# Lesson 4: Persistence and Streaming

Persistence and streaming

Persistence lets you keep around the state
of an agent at a particular point in time.
This can let you go back to that state and resume in that state
in future interactions.
This is really important for long running applications.

Likewise, with streaming,
you can emit a list of signals of what's going on at that exact moment.
So for long running applications, you know exactly what the agent is doing.

we've added the concept of a check pointer into LangGraph.
A check pointer basically checkpoints
the state after
and between every node.
To add in persistence for this agent,
what we'll do is we'll use a SqliteSaver.

In [1]:
from dotenv import load_dotenv

_ = load_dotenv()

= WHAT IS REQUIRED =
Could you restate the lesson's passage that opens with the words "This can let" and closes with "pointer into LangGraph.", switching every "check pointer" to "checkpointer"? Draw only on the lesson about persistence and streaming.

= DATASET RECORDS =
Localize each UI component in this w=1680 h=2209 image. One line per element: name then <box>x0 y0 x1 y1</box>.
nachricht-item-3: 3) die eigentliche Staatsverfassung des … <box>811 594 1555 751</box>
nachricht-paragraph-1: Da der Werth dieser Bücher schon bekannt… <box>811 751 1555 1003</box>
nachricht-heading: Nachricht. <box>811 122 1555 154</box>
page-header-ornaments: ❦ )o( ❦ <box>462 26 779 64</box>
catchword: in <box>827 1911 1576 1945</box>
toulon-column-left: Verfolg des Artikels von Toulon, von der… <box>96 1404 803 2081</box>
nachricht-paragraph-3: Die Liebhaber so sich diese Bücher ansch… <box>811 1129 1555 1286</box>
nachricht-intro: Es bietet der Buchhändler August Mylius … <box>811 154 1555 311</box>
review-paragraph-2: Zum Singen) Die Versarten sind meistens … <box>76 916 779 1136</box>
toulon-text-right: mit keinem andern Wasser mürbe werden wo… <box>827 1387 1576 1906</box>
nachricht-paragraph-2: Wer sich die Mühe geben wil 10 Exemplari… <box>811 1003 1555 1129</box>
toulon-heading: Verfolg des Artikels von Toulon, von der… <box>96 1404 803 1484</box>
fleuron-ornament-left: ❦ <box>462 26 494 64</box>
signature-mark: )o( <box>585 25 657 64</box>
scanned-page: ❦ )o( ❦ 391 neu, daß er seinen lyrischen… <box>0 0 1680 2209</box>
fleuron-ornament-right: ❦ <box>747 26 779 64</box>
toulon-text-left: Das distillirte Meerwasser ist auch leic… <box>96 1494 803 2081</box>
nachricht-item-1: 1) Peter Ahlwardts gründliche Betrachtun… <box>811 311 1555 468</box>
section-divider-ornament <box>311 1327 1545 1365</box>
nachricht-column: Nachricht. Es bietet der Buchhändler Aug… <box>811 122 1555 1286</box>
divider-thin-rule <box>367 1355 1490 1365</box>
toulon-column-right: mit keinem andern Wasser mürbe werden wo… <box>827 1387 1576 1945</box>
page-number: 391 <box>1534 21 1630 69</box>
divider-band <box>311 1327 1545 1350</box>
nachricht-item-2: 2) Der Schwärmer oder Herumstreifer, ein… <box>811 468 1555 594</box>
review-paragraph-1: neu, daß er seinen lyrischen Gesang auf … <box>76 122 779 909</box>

= EXERCISE RESPONSE =
This can let you go back to that state and resume in that state
in future interactions.
This is really important for long running applications.

Likewise, with streaming,
you can emit a list of signals of what's going on at that exact moment.
So for long running applications, you know exactly what the agent is doing.

we've added the concept of a checkpointer into LangGraph.